-- Aim --
Copy out lines with the word "roman" from the material that follows.

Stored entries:
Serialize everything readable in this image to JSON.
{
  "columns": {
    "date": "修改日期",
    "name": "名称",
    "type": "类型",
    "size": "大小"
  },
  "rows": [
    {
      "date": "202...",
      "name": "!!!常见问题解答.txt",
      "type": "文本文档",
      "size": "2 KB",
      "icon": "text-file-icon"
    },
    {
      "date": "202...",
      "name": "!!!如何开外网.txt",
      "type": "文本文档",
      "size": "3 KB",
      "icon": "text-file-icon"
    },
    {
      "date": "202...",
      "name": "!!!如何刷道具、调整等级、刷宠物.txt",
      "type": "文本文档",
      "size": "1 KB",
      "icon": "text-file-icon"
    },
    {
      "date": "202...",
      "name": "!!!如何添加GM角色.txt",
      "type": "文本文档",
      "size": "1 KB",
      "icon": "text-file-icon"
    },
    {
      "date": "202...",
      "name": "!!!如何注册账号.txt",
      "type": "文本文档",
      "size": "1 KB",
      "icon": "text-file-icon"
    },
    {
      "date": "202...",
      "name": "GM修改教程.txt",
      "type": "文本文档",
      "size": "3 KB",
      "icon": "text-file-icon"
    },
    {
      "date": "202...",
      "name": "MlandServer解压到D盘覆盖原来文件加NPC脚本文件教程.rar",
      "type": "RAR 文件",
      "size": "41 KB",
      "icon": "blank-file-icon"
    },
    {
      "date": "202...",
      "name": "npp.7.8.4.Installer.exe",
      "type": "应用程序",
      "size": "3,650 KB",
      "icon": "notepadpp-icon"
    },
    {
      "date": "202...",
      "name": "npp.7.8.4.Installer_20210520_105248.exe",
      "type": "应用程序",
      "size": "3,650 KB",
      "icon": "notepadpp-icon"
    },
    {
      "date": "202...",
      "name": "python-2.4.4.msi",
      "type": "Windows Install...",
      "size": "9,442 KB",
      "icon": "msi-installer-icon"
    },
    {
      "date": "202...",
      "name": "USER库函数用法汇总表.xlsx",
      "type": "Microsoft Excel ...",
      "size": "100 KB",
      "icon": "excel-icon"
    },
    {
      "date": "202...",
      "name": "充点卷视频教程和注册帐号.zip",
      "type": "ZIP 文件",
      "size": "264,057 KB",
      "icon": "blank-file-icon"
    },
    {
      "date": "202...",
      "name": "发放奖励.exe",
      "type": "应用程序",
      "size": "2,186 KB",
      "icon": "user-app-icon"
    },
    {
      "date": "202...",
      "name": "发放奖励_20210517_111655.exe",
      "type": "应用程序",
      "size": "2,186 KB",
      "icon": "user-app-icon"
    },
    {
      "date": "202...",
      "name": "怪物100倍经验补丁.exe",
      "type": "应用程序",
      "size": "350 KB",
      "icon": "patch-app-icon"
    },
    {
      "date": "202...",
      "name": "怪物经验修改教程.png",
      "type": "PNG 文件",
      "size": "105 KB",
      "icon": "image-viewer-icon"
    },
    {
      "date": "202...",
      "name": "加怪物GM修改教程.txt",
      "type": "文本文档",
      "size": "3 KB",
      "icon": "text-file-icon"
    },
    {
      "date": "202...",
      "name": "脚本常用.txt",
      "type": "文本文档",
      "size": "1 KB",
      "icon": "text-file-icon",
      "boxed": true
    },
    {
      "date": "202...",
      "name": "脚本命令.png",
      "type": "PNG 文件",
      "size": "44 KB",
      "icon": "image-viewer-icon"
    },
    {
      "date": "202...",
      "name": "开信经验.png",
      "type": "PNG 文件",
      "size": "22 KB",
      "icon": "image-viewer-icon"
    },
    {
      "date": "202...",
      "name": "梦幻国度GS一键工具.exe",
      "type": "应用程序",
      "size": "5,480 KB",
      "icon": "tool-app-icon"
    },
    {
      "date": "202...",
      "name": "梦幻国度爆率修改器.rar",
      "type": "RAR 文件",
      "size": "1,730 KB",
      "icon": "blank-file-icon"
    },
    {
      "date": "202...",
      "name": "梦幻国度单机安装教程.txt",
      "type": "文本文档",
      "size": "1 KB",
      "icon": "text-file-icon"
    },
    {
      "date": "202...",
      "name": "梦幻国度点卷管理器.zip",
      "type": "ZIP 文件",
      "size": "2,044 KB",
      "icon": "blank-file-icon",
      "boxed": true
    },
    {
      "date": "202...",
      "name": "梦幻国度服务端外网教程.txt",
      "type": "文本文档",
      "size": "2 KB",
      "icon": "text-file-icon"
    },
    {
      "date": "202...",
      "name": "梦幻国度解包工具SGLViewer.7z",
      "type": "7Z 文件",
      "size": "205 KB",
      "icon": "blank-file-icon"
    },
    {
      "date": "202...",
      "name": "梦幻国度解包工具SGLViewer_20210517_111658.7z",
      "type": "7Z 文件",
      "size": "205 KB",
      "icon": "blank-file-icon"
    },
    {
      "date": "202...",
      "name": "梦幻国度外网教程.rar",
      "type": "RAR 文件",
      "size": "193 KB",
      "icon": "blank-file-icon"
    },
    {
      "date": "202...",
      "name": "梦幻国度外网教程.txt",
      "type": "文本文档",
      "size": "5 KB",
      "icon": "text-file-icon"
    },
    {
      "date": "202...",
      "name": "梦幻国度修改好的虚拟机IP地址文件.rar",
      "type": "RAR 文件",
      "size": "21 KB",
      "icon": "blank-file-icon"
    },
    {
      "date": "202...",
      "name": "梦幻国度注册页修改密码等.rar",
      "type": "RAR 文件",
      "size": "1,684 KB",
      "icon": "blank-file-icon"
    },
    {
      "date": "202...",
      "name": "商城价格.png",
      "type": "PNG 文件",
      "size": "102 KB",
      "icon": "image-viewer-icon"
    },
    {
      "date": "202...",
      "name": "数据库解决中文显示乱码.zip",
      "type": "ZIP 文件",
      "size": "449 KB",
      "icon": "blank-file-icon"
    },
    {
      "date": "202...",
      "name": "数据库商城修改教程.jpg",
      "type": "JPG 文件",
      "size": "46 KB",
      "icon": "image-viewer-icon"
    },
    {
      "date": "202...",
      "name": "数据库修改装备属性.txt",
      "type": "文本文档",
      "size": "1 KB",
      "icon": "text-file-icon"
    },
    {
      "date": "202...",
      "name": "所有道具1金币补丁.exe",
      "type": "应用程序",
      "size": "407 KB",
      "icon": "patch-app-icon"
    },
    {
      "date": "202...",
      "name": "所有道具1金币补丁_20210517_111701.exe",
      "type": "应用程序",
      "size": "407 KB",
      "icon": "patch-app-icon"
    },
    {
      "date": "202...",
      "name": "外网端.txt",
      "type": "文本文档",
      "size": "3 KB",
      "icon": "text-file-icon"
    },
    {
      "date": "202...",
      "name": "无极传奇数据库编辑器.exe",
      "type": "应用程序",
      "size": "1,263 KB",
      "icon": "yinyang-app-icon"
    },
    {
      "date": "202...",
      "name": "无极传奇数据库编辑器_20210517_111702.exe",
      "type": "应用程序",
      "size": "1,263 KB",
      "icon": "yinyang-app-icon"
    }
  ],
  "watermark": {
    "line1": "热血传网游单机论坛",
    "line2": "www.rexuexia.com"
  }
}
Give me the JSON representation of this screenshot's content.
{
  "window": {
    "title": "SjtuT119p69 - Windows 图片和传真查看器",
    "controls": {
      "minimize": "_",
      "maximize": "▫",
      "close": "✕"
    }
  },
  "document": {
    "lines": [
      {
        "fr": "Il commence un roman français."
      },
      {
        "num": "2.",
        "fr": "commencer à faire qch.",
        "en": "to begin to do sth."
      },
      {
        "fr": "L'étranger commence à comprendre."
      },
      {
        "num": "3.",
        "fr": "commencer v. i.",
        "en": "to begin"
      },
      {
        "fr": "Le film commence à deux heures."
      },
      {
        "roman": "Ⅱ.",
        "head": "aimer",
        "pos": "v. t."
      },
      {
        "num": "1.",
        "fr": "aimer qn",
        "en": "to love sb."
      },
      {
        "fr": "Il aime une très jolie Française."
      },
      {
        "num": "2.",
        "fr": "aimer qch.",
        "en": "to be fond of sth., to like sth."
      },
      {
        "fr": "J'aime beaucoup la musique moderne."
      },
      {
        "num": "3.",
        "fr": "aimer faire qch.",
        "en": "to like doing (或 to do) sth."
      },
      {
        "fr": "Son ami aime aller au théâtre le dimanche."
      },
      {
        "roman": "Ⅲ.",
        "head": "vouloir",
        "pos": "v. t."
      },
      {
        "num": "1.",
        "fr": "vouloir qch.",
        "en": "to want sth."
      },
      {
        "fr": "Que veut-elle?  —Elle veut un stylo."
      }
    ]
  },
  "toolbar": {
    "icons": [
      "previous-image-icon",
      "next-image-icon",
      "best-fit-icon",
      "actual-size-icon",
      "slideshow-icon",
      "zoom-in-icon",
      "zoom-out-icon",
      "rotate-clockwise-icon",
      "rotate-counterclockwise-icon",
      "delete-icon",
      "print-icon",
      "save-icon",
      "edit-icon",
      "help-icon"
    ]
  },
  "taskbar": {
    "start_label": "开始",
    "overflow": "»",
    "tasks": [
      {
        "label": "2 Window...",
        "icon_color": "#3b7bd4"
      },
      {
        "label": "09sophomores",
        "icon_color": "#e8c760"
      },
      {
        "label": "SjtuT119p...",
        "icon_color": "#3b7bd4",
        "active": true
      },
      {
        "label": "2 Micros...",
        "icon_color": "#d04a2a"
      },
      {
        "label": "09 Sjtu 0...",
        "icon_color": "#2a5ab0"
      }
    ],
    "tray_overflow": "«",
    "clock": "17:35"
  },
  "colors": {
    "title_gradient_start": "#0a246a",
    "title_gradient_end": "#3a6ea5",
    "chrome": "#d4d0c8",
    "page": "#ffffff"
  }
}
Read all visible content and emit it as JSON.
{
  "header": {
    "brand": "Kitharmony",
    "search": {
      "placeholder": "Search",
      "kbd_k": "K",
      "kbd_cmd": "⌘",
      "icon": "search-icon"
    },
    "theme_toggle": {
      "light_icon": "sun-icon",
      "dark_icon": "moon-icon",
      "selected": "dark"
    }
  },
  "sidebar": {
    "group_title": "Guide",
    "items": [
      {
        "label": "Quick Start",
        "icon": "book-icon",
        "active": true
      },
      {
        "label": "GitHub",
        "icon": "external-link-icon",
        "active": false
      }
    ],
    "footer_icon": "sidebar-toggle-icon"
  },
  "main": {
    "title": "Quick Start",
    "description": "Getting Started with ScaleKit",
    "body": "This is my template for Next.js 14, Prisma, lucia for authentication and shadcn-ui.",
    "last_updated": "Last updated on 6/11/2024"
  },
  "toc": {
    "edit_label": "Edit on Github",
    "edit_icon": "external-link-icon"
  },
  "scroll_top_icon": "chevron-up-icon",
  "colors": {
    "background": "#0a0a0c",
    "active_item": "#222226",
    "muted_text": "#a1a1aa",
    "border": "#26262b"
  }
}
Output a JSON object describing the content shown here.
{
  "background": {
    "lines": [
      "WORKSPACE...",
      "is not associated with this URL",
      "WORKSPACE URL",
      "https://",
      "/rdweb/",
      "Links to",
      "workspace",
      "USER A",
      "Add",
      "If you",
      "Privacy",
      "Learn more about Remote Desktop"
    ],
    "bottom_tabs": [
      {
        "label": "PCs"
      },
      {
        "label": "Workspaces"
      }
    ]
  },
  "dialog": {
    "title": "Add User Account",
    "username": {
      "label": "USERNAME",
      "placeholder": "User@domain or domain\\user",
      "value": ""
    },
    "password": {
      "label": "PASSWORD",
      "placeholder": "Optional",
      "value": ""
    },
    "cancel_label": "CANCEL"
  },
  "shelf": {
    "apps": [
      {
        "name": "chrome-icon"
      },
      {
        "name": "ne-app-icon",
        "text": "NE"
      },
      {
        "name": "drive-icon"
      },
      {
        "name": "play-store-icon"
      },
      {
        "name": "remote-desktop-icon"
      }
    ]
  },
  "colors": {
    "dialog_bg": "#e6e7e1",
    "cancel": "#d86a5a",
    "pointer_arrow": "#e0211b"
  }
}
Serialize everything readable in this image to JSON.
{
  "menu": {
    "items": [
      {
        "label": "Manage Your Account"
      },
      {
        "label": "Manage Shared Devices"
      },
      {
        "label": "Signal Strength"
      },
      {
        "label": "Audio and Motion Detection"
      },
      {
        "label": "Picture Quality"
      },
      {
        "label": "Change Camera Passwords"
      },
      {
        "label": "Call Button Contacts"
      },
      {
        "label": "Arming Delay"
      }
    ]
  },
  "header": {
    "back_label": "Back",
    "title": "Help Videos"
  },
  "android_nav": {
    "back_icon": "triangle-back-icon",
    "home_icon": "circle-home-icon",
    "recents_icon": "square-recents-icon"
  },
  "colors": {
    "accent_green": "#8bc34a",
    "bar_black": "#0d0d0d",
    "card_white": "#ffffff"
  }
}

-- Solution --
        "fr": "Il commence un roman français."
        "roman": "Ⅱ.",
        "roman": "Ⅲ.",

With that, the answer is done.